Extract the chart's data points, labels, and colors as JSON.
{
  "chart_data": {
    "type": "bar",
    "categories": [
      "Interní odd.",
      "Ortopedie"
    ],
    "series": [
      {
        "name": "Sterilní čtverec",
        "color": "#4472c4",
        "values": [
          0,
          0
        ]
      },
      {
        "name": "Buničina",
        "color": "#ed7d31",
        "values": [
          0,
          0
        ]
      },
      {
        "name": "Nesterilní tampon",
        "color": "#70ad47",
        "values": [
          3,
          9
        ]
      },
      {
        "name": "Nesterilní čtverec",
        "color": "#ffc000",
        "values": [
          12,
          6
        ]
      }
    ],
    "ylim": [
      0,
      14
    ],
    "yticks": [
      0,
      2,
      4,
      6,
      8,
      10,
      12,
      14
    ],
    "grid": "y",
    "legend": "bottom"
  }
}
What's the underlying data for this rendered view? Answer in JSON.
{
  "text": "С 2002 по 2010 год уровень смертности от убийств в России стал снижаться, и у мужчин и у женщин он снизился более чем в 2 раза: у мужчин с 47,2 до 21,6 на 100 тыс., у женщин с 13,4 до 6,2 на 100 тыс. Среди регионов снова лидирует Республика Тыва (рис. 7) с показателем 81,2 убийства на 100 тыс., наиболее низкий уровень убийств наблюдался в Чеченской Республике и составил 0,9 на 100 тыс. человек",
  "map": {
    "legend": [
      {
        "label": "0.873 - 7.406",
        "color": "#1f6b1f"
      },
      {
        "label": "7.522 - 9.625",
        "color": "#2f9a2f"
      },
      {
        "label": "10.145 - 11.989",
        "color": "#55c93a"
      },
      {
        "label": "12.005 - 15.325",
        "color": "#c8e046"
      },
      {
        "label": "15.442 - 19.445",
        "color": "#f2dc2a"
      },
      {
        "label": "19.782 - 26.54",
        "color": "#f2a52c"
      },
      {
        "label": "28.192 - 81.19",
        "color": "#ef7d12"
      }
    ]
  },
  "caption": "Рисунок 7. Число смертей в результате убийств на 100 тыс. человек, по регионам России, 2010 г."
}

********

- [Required work]
Exactly and only the lines from the one containing "What's the underlying" through the end of the material are to be reproduced, both ends included.

- [Response to this exercise]
What's the underlying data for this rendered view? Answer in JSON.
{
  "text": "С 2002 по 2010 год уровень смертности от убийств в России стал снижаться, и у мужчин и у женщин он снизился более чем в 2 раза: у мужчин с 47,2 до 21,6 на 100 тыс., у женщин с 13,4 до 6,2 на 100 тыс. Среди регионов снова лидирует Республика Тыва (рис. 7) с показателем 81,2 убийства на 100 тыс., наиболее низкий уровень убийств наблюдался в Чеченской Республике и составил 0,9 на 100 тыс. человек",
  "map": {
    "legend": [
      {
        "label": "0.873 - 7.406",
        "color": "#1f6b1f"
      },
      {
        "label": "7.522 - 9.625",
        "color": "#2f9a2f"
      },
      {
        "label": "10.145 - 11.989",
        "color": "#55c93a"
      },
      {
        "label": "12.005 - 15.325",
        "color": "#c8e046"
      },
      {
        "label": "15.442 - 19.445",
        "color": "#f2dc2a"
      },
      {
        "label": "19.782 - 26.54",
        "color": "#f2a52c"
      },
      {
        "label": "28.192 - 81.19",
        "color": "#ef7d12"
      }
    ]
  },
  "caption": "Рисунок 7. Число смертей в результате убийств на 100 тыс. человек, по регионам России, 2010 г."
}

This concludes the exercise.